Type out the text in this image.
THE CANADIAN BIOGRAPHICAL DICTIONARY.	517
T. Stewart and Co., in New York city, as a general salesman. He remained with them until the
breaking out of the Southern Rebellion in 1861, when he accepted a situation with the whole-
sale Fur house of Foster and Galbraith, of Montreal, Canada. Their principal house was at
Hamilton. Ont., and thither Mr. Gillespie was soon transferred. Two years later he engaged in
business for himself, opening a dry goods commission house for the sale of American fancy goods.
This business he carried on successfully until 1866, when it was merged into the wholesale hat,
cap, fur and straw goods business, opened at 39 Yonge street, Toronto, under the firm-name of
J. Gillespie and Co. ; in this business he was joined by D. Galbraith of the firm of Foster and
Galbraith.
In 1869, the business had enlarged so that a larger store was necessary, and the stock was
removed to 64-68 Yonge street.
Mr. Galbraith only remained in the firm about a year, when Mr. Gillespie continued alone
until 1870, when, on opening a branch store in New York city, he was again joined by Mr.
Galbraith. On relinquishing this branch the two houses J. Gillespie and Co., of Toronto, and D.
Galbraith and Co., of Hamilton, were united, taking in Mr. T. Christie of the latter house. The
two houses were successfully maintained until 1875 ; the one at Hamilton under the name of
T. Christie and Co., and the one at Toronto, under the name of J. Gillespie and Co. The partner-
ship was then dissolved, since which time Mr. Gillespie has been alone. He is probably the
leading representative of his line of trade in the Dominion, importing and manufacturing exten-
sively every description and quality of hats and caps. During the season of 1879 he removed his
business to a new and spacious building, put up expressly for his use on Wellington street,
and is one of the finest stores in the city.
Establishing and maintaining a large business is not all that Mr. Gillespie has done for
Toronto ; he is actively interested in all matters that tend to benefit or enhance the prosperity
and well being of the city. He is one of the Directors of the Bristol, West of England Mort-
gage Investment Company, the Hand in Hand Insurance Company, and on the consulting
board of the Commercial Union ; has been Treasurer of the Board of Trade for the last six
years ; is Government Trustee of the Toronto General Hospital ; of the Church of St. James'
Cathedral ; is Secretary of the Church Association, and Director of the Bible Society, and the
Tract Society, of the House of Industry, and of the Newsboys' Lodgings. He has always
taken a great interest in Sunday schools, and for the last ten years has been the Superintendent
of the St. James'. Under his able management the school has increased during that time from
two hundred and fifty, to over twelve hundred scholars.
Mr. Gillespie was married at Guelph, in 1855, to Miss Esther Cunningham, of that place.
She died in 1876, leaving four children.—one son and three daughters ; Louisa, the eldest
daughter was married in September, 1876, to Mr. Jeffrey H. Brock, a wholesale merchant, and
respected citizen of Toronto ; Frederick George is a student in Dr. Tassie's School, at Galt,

## EXERCISE
What is the number of lines holding the word "city"? State it alone.

## EXERCISE SOLUTION
4